--- Input rows ---

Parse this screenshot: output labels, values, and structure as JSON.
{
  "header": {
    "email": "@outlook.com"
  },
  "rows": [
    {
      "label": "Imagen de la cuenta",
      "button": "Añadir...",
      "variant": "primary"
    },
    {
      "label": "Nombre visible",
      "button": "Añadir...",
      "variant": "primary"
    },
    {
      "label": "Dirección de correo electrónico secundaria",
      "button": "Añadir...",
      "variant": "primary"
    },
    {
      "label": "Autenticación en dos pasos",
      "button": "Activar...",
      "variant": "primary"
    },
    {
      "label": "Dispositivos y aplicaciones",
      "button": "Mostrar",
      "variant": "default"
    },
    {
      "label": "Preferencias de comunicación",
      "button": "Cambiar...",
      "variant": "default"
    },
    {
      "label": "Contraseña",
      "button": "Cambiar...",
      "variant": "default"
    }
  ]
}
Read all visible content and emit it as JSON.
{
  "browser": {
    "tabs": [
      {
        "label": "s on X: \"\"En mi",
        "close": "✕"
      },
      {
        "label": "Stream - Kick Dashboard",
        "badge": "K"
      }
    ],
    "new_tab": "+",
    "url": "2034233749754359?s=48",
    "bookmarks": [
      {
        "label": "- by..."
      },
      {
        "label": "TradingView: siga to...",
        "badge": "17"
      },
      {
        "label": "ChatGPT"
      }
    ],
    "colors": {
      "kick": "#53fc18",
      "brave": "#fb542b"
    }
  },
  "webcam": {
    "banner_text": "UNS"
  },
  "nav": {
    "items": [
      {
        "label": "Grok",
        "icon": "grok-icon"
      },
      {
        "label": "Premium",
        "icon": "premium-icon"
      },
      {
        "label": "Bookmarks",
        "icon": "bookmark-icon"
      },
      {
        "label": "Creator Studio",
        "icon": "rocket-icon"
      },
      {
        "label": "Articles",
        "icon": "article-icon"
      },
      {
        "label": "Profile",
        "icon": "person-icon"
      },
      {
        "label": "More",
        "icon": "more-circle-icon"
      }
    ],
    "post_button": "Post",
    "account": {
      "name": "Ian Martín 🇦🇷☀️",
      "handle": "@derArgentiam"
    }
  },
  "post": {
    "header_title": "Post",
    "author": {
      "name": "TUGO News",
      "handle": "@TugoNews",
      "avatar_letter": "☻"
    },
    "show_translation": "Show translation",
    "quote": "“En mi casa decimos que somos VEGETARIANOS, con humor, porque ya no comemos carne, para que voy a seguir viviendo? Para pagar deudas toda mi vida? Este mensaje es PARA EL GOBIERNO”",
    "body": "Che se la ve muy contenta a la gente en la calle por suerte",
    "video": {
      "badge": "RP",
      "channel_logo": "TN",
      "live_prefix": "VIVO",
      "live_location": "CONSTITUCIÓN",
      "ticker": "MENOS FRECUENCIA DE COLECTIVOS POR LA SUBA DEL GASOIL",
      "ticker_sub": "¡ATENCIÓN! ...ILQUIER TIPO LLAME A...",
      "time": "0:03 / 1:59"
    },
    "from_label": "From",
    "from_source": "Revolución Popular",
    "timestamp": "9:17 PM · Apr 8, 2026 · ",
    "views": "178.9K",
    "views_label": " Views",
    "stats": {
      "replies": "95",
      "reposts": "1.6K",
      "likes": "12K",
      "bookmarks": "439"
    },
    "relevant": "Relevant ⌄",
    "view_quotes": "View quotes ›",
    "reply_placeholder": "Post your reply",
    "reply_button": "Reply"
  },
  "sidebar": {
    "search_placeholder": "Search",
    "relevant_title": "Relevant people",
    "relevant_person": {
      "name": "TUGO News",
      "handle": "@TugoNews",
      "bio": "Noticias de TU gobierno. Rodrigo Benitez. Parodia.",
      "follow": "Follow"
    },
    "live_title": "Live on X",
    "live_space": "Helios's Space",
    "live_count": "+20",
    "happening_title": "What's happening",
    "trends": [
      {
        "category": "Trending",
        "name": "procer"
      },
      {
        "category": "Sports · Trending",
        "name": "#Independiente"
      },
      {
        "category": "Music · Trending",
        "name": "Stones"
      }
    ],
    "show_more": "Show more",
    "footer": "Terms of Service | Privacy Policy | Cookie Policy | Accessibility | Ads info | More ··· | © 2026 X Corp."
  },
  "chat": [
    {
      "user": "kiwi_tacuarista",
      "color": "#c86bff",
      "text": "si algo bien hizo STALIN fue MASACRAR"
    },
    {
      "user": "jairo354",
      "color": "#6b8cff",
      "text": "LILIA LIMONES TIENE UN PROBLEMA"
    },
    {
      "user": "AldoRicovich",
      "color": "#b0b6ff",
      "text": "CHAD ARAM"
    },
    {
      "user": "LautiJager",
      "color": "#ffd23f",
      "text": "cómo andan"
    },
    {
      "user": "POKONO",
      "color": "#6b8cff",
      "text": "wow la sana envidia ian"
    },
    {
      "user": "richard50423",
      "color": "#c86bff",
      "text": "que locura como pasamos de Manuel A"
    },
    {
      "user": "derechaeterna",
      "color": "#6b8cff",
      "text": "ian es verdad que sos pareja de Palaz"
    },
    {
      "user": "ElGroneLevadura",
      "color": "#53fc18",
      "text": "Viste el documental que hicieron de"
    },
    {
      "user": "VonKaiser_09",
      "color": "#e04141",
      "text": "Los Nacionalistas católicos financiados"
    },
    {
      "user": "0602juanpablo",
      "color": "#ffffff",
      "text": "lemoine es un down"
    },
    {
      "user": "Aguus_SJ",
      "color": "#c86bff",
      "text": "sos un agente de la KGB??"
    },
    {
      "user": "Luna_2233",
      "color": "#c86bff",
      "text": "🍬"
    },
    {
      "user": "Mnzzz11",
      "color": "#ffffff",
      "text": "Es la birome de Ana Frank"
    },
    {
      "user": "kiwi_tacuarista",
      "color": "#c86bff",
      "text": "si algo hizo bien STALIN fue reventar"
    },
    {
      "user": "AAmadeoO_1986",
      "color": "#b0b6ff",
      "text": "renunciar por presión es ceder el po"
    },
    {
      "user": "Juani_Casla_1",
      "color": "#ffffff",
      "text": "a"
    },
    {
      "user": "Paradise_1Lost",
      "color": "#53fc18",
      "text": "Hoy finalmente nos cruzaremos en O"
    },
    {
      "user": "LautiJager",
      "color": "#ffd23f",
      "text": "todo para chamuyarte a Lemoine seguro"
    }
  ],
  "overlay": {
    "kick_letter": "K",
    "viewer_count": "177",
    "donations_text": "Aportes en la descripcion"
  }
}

--- Task objective ---
Return each line of the records above exactly as it reads.

--- Result of this task ---
Parse this screenshot: output labels, values, and structure as JSON.
{
  "header": {
    "email": "@outlook.com"
  },
  "rows": [
    {
      "label": "Imagen de la cuenta",
      "button": "Añadir...",
      "variant": "primary"
    },
    {
      "label": "Nombre visible",
      "button": "Añadir...",
      "variant": "primary"
    },
    {
      "label": "Dirección de correo electrónico secundaria",
      "button": "Añadir...",
      "variant": "primary"
    },
    {
      "label": "Autenticación en dos pasos",
      "button": "Activar...",
      "variant": "primary"
    },
    {
      "label": "Dispositivos y aplicaciones",
      "button": "Mostrar",
      "variant": "default"
    },
    {
      "label": "Preferencias de comunicación",
      "button": "Cambiar...",
      "variant": "default"
    },
    {
      "label": "Contraseña",
      "button": "Cambiar...",
      "variant": "default"
    }
  ]
}
Read all visible content and emit it as JSON.
{
  "browser": {
    "tabs": [
      {
        "label": "s on X: \"\"En mi",
        "close": "✕"
      },
      {
        "label": "Stream - Kick Dashboard",
        "badge": "K"
      }
    ],
    "new_tab": "+",
    "url": "2034233749754359?s=48",
    "bookmarks": [
      {
        "label": "- by..."
      },
      {
        "label": "TradingView: siga to...",
        "badge": "17"
      },
      {
        "label": "ChatGPT"
      }
    ],
    "colors": {
      "kick": "#53fc18",
      "brave": "#fb542b"
    }
  },
  "webcam": {
    "banner_text": "UNS"
  },
  "nav": {
    "items": [
      {
        "label": "Grok",
        "icon": "grok-icon"
      },
      {
        "label": "Premium",
        "icon": "premium-icon"
      },
      {
        "label": "Bookmarks",
        "icon": "bookmark-icon"
      },
      {
        "label": "Creator Studio",
        "icon": "rocket-icon"
      },
      {
        "label": "Articles",
        "icon": "article-icon"
      },
      {
        "label": "Profile",
        "icon": "person-icon"
      },
      {
        "label": "More",
        "icon": "more-circle-icon"
      }
    ],
    "post_button": "Post",
    "account": {
      "name": "Ian Martín 🇦🇷☀️",
      "handle": "@derArgentiam"
    }
  },
  "post": {
    "header_title": "Post",
    "author": {
      "name": "TUGO News",
      "handle": "@TugoNews",
      "avatar_letter": "☻"
    },
    "show_translation": "Show translation",
    "quote": "“En mi casa decimos que somos VEGETARIANOS, con humor, porque ya no comemos carne, para que voy a seguir viviendo? Para pagar deudas toda mi vida? Este mensaje es PARA EL GOBIERNO”",
    "body": "Che se la ve muy contenta a la gente en la calle por suerte",
    "video": {
      "badge": "RP",
      "channel_logo": "TN",
      "live_prefix": "VIVO",
      "live_location": "CONSTITUCIÓN",
      "ticker": "MENOS FRECUENCIA DE COLECTIVOS POR LA SUBA DEL GASOIL",
      "ticker_sub": "¡ATENCIÓN! ...ILQUIER TIPO LLAME A...",
      "time": "0:03 / 1:59"
    },
    "from_label": "From",
    "from_source": "Revolución Popular",
    "timestamp": "9:17 PM · Apr 8, 2026 · ",
    "views": "178.9K",
    "views_label": " Views",
    "stats": {
      "replies": "95",
      "reposts": "1.6K",
      "likes": "12K",
      "bookmarks": "439"
    },
    "relevant": "Relevant ⌄",
    "view_quotes": "View quotes ›",
    "reply_placeholder": "Post your reply",
    "reply_button": "Reply"
  },
  "sidebar": {
    "search_placeholder": "Search",
    "relevant_title": "Relevant people",
    "relevant_person": {
      "name": "TUGO News",
      "handle": "@TugoNews",
      "bio": "Noticias de TU gobierno. Rodrigo Benitez. Parodia.",
      "follow": "Follow"
    },
    "live_title": "Live on X",
    "live_space": "Helios's Space",
    "live_count": "+20",
    "happening_title": "What's happening",
    "trends": [
      {
        "category": "Trending",
        "name": "procer"
      },
      {
        "category": "Sports · Trending",
        "name": "#Independiente"
      },
      {
        "category": "Music · Trending",
        "name": "Stones"
      }
    ],
    "show_more": "Show more",
    "footer": "Terms of Service | Privacy Policy | Cookie Policy | Accessibility | Ads info | More ··· | © 2026 X Corp."
  },
  "chat": [
    {
      "user": "kiwi_tacuarista",
      "color": "#c86bff",
      "text": "si algo bien hizo STALIN fue MASACRAR"
    },
    {
      "user": "jairo354",
      "color": "#6b8cff",
      "text": "LILIA LIMONES TIENE UN PROBLEMA"
    },
    {
      "user": "AldoRicovich",
      "color": "#b0b6ff",
      "text": "CHAD ARAM"
    },
    {
      "user": "LautiJager",
      "color": "#ffd23f",
      "text": "cómo andan"
    },
    {
      "user": "POKONO",
      "color": "#6b8cff",
      "text": "wow la sana envidia ian"
    },
    {
      "user": "richard50423",
      "color": "#c86bff",
      "text": "que locura como pasamos de Manuel A"
    },
    {
      "user": "derechaeterna",
      "color": "#6b8cff",
      "text": "ian es verdad que sos pareja de Palaz"
    },
    {
      "user": "ElGroneLevadura",
      "color": "#53fc18",
      "text": "Viste el documental que hicieron de"
    },
    {
      "user": "VonKaiser_09",
      "color": "#e04141",
      "text": "Los Nacionalistas católicos financiados"
    },
    {
      "user": "0602juanpablo",
      "color": "#ffffff",
      "text": "lemoine es un down"
    },
    {
      "user": "Aguus_SJ",
      "color": "#c86bff",
      "text": "sos un agente de la KGB??"
    },
    {
      "user": "Luna_2233",
      "color": "#c86bff",
      "text": "🍬"
    },
    {
      "user": "Mnzzz11",
      "color": "#ffffff",
      "text": "Es la birome de Ana Frank"
    },
    {
      "user": "kiwi_tacuarista",
      "color": "#c86bff",
      "text": "si algo hizo bien STALIN fue reventar"
    },
    {
      "user": "AAmadeoO_1986",
      "color": "#b0b6ff",
      "text": "renunciar por presión es ceder el po"
    },
    {
      "user": "Juani_Casla_1",
      "color": "#ffffff",
      "text": "a"
    },
    {
      "user": "Paradise_1Lost",
      "color": "#53fc18",
      "text": "Hoy finalmente nos cruzaremos en O"
    },
    {
      "user": "LautiJager",
      "color": "#ffd23f",
      "text": "todo para chamuyarte a Lemoine seguro"
    }
  ],
  "overlay": {
    "kick_letter": "K",
    "viewer_count": "177",
    "donations_text": "Aportes en la descripcion"
  }
}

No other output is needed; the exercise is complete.